_Dataset entries_
··········

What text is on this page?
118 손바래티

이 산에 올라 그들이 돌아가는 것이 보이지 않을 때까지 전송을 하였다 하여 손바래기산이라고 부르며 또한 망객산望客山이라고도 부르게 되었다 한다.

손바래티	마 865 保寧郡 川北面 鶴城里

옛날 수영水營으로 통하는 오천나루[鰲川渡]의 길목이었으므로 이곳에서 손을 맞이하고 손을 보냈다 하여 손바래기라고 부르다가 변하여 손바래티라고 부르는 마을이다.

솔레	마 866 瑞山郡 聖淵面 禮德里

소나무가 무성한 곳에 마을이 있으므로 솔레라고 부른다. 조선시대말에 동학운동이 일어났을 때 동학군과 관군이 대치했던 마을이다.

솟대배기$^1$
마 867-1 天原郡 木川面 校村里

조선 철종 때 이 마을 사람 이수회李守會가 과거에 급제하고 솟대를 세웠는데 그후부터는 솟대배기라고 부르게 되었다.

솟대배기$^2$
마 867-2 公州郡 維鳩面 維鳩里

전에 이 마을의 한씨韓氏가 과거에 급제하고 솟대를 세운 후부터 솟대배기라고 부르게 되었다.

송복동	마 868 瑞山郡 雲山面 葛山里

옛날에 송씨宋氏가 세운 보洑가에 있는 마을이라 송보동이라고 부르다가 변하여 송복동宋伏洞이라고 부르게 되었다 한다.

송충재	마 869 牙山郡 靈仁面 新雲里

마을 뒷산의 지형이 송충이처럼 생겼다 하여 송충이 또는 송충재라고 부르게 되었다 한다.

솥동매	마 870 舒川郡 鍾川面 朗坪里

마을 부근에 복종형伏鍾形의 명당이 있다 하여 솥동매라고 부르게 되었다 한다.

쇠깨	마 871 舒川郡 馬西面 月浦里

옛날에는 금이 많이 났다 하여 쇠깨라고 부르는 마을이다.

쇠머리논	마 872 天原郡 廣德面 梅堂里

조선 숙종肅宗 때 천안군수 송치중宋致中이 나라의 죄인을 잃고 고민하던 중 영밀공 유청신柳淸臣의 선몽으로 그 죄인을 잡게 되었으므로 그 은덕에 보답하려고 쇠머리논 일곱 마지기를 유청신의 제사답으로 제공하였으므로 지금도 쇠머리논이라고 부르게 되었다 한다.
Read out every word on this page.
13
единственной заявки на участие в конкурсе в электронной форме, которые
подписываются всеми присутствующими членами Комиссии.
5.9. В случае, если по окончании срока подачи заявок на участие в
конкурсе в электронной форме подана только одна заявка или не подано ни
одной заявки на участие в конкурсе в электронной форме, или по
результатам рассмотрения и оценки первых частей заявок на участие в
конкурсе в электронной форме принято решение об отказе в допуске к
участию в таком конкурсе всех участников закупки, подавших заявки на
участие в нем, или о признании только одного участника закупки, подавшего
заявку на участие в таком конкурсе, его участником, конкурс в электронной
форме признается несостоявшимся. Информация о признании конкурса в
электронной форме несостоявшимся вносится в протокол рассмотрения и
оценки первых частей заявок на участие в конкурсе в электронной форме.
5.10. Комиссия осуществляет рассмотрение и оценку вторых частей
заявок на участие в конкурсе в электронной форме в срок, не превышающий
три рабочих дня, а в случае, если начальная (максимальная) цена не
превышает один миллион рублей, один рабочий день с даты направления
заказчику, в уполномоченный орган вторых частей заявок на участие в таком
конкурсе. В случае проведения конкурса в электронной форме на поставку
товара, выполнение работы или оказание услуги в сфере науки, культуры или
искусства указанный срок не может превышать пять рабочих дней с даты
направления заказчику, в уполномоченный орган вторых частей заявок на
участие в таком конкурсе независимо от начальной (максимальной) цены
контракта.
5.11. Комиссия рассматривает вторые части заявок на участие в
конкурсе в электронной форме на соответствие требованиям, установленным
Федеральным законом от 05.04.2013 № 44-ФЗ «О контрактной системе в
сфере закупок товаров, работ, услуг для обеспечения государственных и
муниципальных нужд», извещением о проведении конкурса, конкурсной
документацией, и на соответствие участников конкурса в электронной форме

··········

_Goal_
Transcribe every entry exactly.

_Complete output_
What text is on this page?
118 손바래티

이 산에 올라 그들이 돌아가는 것이 보이지 않을 때까지 전송을 하였다 하여 손바래기산이라고 부르며 또한 망객산望客山이라고도 부르게 되었다 한다.

손바래티	마 865 保寧郡 川北面 鶴城里

옛날 수영水營으로 통하는 오천나루[鰲川渡]의 길목이었으므로 이곳에서 손을 맞이하고 손을 보냈다 하여 손바래기라고 부르다가 변하여 손바래티라고 부르는 마을이다.

솔레	마 866 瑞山郡 聖淵面 禮德里

소나무가 무성한 곳에 마을이 있으므로 솔레라고 부른다. 조선시대말에 동학운동이 일어났을 때 동학군과 관군이 대치했던 마을이다.

솟대배기$^1$
마 867-1 天原郡 木川面 校村里

조선 철종 때 이 마을 사람 이수회李守會가 과거에 급제하고 솟대를 세웠는데 그후부터는 솟대배기라고 부르게 되었다.

솟대배기$^2$
마 867-2 公州郡 維鳩面 維鳩里

전에 이 마을의 한씨韓氏가 과거에 급제하고 솟대를 세운 후부터 솟대배기라고 부르게 되었다.

송복동	마 868 瑞山郡 雲山面 葛山里

옛날에 송씨宋氏가 세운 보洑가에 있는 마을이라 송보동이라고 부르다가 변하여 송복동宋伏洞이라고 부르게 되었다 한다.

송충재	마 869 牙山郡 靈仁面 新雲里

마을 뒷산의 지형이 송충이처럼 생겼다 하여 송충이 또는 송충재라고 부르게 되었다 한다.

솥동매	마 870 舒川郡 鍾川面 朗坪里

마을 부근에 복종형伏鍾形의 명당이 있다 하여 솥동매라고 부르게 되었다 한다.

쇠깨	마 871 舒川郡 馬西面 月浦里

옛날에는 금이 많이 났다 하여 쇠깨라고 부르는 마을이다.

쇠머리논	마 872 天原郡 廣德面 梅堂里

조선 숙종肅宗 때 천안군수 송치중宋致中이 나라의 죄인을 잃고 고민하던 중 영밀공 유청신柳淸臣의 선몽으로 그 죄인을 잡게 되었으므로 그 은덕에 보답하려고 쇠머리논 일곱 마지기를 유청신의 제사답으로 제공하였으므로 지금도 쇠머리논이라고 부르게 되었다 한다.
Read out every word on this page.
13
единственной заявки на участие в конкурсе в электронной форме, которые
подписываются всеми присутствующими членами Комиссии.
5.9. В случае, если по окончании срока подачи заявок на участие в
конкурсе в электронной форме подана только одна заявка или не подано ни
одной заявки на участие в конкурсе в электронной форме, или по
результатам рассмотрения и оценки первых частей заявок на участие в
конкурсе в электронной форме принято решение об отказе в допуске к
участию в таком конкурсе всех участников закупки, подавших заявки на
участие в нем, или о признании только одного участника закупки, подавшего
заявку на участие в таком конкурсе, его участником, конкурс в электронной
форме признается несостоявшимся. Информация о признании конкурса в
электронной форме несостоявшимся вносится в протокол рассмотрения и
оценки первых частей заявок на участие в конкурсе в электронной форме.
5.10. Комиссия осуществляет рассмотрение и оценку вторых частей
заявок на участие в конкурсе в электронной форме в срок, не превышающий
три рабочих дня, а в случае, если начальная (максимальная) цена не
превышает один миллион рублей, один рабочий день с даты направления
заказчику, в уполномоченный орган вторых частей заявок на участие в таком
конкурсе. В случае проведения конкурса в электронной форме на поставку
товара, выполнение работы или оказание услуги в сфере науки, культуры или
искусства указанный срок не может превышать пять рабочих дней с даты
направления заказчику, в уполномоченный орган вторых частей заявок на
участие в таком конкурсе независимо от начальной (максимальной) цены
контракта.
5.11. Комиссия рассматривает вторые части заявок на участие в
конкурсе в электронной форме на соответствие требованиям, установленным
Федеральным законом от 05.04.2013 № 44-ФЗ «О контрактной системе в
сфере закупок товаров, работ, услуг для обеспечения государственных и
муниципальных нужд», извещением о проведении конкурса, конкурсной
документацией, и на соответствие участников конкурса в электронной форме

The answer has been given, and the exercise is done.